# [AIM]
What follows is a set of entries. Give them again exactly, without the pictures.

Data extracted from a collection

────────────────────────────────────────

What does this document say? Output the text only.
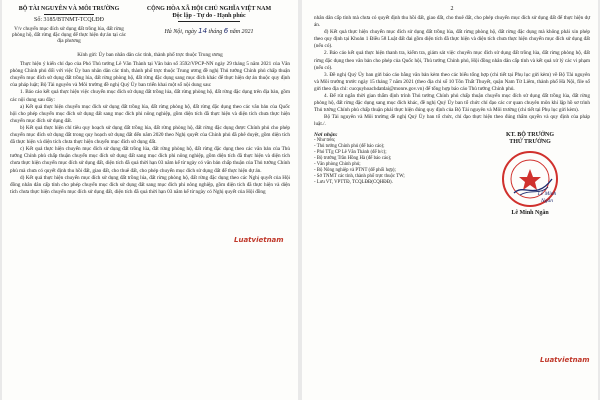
BỘ TÀI NGUYÊN VÀ MÔI TRƯỜNG
Số: 3185/BTNMT-TCQLĐĐ
V/v chuyển mục đích sử dụng đất trồng lúa, đất rừng phòng hộ, đất rừng đặc dụng để thực hiện dự án tại các địa phương
CỘNG HÒA XÃ HỘI CHỦ NGHĨA VIỆT NAM
Độc lập - Tự do - Hạnh phúc
Hà Nội, ngày 14 tháng 6 năm 2021

Kính gửi: Ủy ban nhân dân các tỉnh, thành phố trực thuộc Trung ương

Thực hiện ý kiến chỉ đạo của Phó Thủ tướng Lê Văn Thành tại Văn bản số 3592/VPCP-NN ngày 29 tháng 5 năm 2021 của Văn phòng Chính phủ đối với việc Ủy ban nhân dân các tỉnh, thành phố trực thuộc Trung ương đề nghị Thủ tướng Chính phủ chấp thuận chuyển mục đích sử dụng đất trồng lúa, đất rừng phòng hộ, đất rừng đặc dụng sang mục đích khác để thực hiện dự án thuộc quy định của pháp luật; Bộ Tài nguyên và Môi trường đề nghị Quý Ủy ban triển khai một số nội dung sau:

1. Báo cáo kết quả thực hiện việc chuyển mục đích sử dụng đất trồng lúa, đất rừng phòng hộ, đất rừng đặc dụng trên địa bàn, gồm các nội dung sau đây:

a) Kết quả thực hiện chuyển mục đích sử dụng đất trồng lúa, đất rừng phòng hộ, đất rừng đặc dụng theo các văn bản của Quốc hội cho phép chuyển mục đích sử dụng đất sang mục đích phi nông nghiệp, gồm diện tích đã thực hiện và diện tích chưa thực hiện chuyển mục đích sử dụng đất.

b) Kết quả thực hiện chỉ tiêu quy hoạch sử dụng đất trồng lúa, đất rừng phòng hộ, đất rừng đặc dụng được Chính phủ cho phép chuyển mục đích sử dụng đất trong quy hoạch sử dụng đất đến năm 2020 theo Nghị quyết của Chính phủ đã phê duyệt, gồm diện tích đã thực hiện và diện tích chưa thực hiện chuyển mục đích sử dụng đất.

c) Kết quả thực hiện chuyển mục đích sử dụng đất trồng lúa, đất rừng phòng hộ, đất rừng đặc dụng theo các văn bản của Thủ tướng Chính phủ chấp thuận chuyển mục đích sử dụng đất sang mục đích phi nông nghiệp, gồm diện tích đã thực hiện và diện tích chưa thực hiện chuyển mục đích sử dụng đất, diện tích đã quá thời hạn 03 năm kể từ ngày có văn bản chấp thuận của Thủ tướng Chính phủ mà chưa có quyết định thu hồi đất, giao đất, cho thuê đất, cho phép chuyển mục đích sử dụng đất để thực hiện dự án.

d) Kết quả thực hiện chuyển mục đích sử dụng đất trồng lúa, đất rừng phòng hộ, đất rừng đặc dụng theo các Nghị quyết của Hội đồng nhân dân cấp tỉnh cho phép chuyển mục đích sử dụng đất sang mục đích phi nông nghiệp, gồm diện tích đã thực hiện và diện tích chưa thực hiện chuyển mục đích sử dụng đất, diện tích đã quá thời hạn 03 năm kể từ ngày có Nghị quyết của Hội đồng

Luatvietnam
2

nhân dân cấp tỉnh mà chưa có quyết định thu hồi đất, giao đất, cho thuê đất, cho phép chuyển mục đích sử dụng đất để thực hiện dự án.

đ) Kết quả thực hiện chuyển mục đích sử dụng đất trồng lúa, đất rừng phòng hộ, đất rừng đặc dụng mà không phải xin phép theo quy định tại Khoản 1 Điều 58 Luật đất đai gồm diện tích đã thực hiện và diện tích chưa thực hiện chuyển mục đích sử dụng đất (nếu có).

2. Báo cáo kết quả thực hiện thanh tra, kiểm tra, giám sát việc chuyển mục đích sử dụng đất trồng lúa, đất rừng phòng hộ, đất rừng đặc dụng theo văn bản cho phép của Quốc hội, Thủ tướng Chính phủ, Hội đồng nhân dân cấp tỉnh và kết quả xử lý các vi phạm (nếu có).

3. Đề nghị Quý Ủy ban gửi báo cáo bằng văn bản kèm theo các biểu tổng hợp (chi tiết tại Phụ lục gửi kèm) về Bộ Tài nguyên và Môi trường trước ngày 15 tháng 7 năm 2021 (theo địa chỉ số 10 Tôn Thất Thuyết, quận Nam Từ Liêm, thành phố Hà Nội, file số gửi theo địa chỉ: cucquyhoachdatdai@monre.gov.vn) để tổng hợp báo cáo Thủ tướng Chính phủ.

4. Để rút ngắn thời gian thẩm định trình Thủ tướng Chính phủ chấp thuận chuyển mục đích sử dụng đất trồng lúa, đất rừng phòng hộ, đất rừng đặc dụng sang mục đích khác, đề nghị Quý Ủy ban tổ chức chỉ đạo các cơ quan chuyên môn khi lập hồ sơ trình Thủ tướng Chính phủ chấp thuận phải thực hiện đúng quy định của Bộ Tài nguyên và Môi trường (chi tiết tại Phụ lục gửi kèm).

Bộ Tài nguyên và Môi trường đề nghị Quý Ủy ban tổ chức, chỉ đạo thực hiện theo đúng thẩm quyền và quy định của pháp luật./.

Nơi nhận:
- Như trên;
- Thủ tướng Chính phủ (để báo cáo);
- Phó TTg CP Lê Văn Thành (để b/c);
- Bộ trưởng Trần Hồng Hà (để báo cáo);
- Văn phòng Chính phủ;
- Bộ Nông nghiệp và PTNT (để phối hợp);
- Sở TNMT các tỉnh, thành phố trực thuộc TW;
- Lưu VT, VPTTĐ, TCQLĐĐ(CQHĐĐ).
KT. BỘ TRƯỞNG
THỨ TRƯỞNG
Lê Minh Ngân
Lê Minh Ngân
Luatvietnam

────────────────────────────────────────

# [EXERCISE OUTPUT]
What does this document say? Output the text only.
BỘ TÀI NGUYÊN VÀ MÔI TRƯỜNG
Số: 3185/BTNMT-TCQLĐĐ
V/v chuyển mục đích sử dụng đất trồng lúa, đất rừng phòng hộ, đất rừng đặc dụng để thực hiện dự án tại các địa phương
CỘNG HÒA XÃ HỘI CHỦ NGHĨA VIỆT NAM
Độc lập - Tự do - Hạnh phúc
Hà Nội, ngày 14 tháng 6 năm 2021

Kính gửi: Ủy ban nhân dân các tỉnh, thành phố trực thuộc Trung ương

Thực hiện ý kiến chỉ đạo của Phó Thủ tướng Lê Văn Thành tại Văn bản số 3592/VPCP-NN ngày 29 tháng 5 năm 2021 của Văn phòng Chính phủ đối với việc Ủy ban nhân dân các tỉnh, thành phố trực thuộc Trung ương đề nghị Thủ tướng Chính phủ chấp thuận chuyển mục đích sử dụng đất trồng lúa, đất rừng phòng hộ, đất rừng đặc dụng sang mục đích khác để thực hiện dự án thuộc quy định của pháp luật; Bộ Tài nguyên và Môi trường đề nghị Quý Ủy ban triển khai một số nội dung sau:

1. Báo cáo kết quả thực hiện việc chuyển mục đích sử dụng đất trồng lúa, đất rừng phòng hộ, đất rừng đặc dụng trên địa bàn, gồm các nội dung sau đây:

a) Kết quả thực hiện chuyển mục đích sử dụng đất trồng lúa, đất rừng phòng hộ, đất rừng đặc dụng theo các văn bản của Quốc hội cho phép chuyển mục đích sử dụng đất sang mục đích phi nông nghiệp, gồm diện tích đã thực hiện và diện tích chưa thực hiện chuyển mục đích sử dụng đất.

b) Kết quả thực hiện chỉ tiêu quy hoạch sử dụng đất trồng lúa, đất rừng phòng hộ, đất rừng đặc dụng được Chính phủ cho phép chuyển mục đích sử dụng đất trong quy hoạch sử dụng đất đến năm 2020 theo Nghị quyết của Chính phủ đã phê duyệt, gồm diện tích đã thực hiện và diện tích chưa thực hiện chuyển mục đích sử dụng đất.

c) Kết quả thực hiện chuyển mục đích sử dụng đất trồng lúa, đất rừng phòng hộ, đất rừng đặc dụng theo các văn bản của Thủ tướng Chính phủ chấp thuận chuyển mục đích sử dụng đất sang mục đích phi nông nghiệp, gồm diện tích đã thực hiện và diện tích chưa thực hiện chuyển mục đích sử dụng đất, diện tích đã quá thời hạn 03 năm kể từ ngày có văn bản chấp thuận của Thủ tướng Chính phủ mà chưa có quyết định thu hồi đất, giao đất, cho thuê đất, cho phép chuyển mục đích sử dụng đất để thực hiện dự án.

d) Kết quả thực hiện chuyển mục đích sử dụng đất trồng lúa, đất rừng phòng hộ, đất rừng đặc dụng theo các Nghị quyết của Hội đồng nhân dân cấp tỉnh cho phép chuyển mục đích sử dụng đất sang mục đích phi nông nghiệp, gồm diện tích đã thực hiện và diện tích chưa thực hiện chuyển mục đích sử dụng đất, diện tích đã quá thời hạn 03 năm kể từ ngày có Nghị quyết của Hội đồng

Luatvietnam
2

nhân dân cấp tỉnh mà chưa có quyết định thu hồi đất, giao đất, cho thuê đất, cho phép chuyển mục đích sử dụng đất để thực hiện dự án.

đ) Kết quả thực hiện chuyển mục đích sử dụng đất trồng lúa, đất rừng phòng hộ, đất rừng đặc dụng mà không phải xin phép theo quy định tại Khoản 1 Điều 58 Luật đất đai gồm diện tích đã thực hiện và diện tích chưa thực hiện chuyển mục đích sử dụng đất (nếu có).

2. Báo cáo kết quả thực hiện thanh tra, kiểm tra, giám sát việc chuyển mục đích sử dụng đất trồng lúa, đất rừng phòng hộ, đất rừng đặc dụng theo văn bản cho phép của Quốc hội, Thủ tướng Chính phủ, Hội đồng nhân dân cấp tỉnh và kết quả xử lý các vi phạm (nếu có).

3. Đề nghị Quý Ủy ban gửi báo cáo bằng văn bản kèm theo các biểu tổng hợp (chi tiết tại Phụ lục gửi kèm) về Bộ Tài nguyên và Môi trường trước ngày 15 tháng 7 năm 2021 (theo địa chỉ số 10 Tôn Thất Thuyết, quận Nam Từ Liêm, thành phố Hà Nội, file số gửi theo địa chỉ: cucquyhoachdatdai@monre.gov.vn) để tổng hợp báo cáo Thủ tướng Chính phủ.

4. Để rút ngắn thời gian thẩm định trình Thủ tướng Chính phủ chấp thuận chuyển mục đích sử dụng đất trồng lúa, đất rừng phòng hộ, đất rừng đặc dụng sang mục đích khác, đề nghị Quý Ủy ban tổ chức chỉ đạo các cơ quan chuyên môn khi lập hồ sơ trình Thủ tướng Chính phủ chấp thuận phải thực hiện đúng quy định của Bộ Tài nguyên và Môi trường (chi tiết tại Phụ lục gửi kèm).

Bộ Tài nguyên và Môi trường đề nghị Quý Ủy ban tổ chức, chỉ đạo thực hiện theo đúng thẩm quyền và quy định của pháp luật./.

Nơi nhận:
- Như trên;
- Thủ tướng Chính phủ (để báo cáo);
- Phó TTg CP Lê Văn Thành (để b/c);
- Bộ trưởng Trần Hồng Hà (để báo cáo);
- Văn phòng Chính phủ;
- Bộ Nông nghiệp và PTNT (để phối hợp);
- Sở TNMT các tỉnh, thành phố trực thuộc TW;
- Lưu VT, VPTTĐ, TCQLĐĐ(CQHĐĐ).
KT. BỘ TRƯỞNG
THỨ TRƯỞNG
Lê Minh Ngân
Lê Minh Ngân
Luatvietnam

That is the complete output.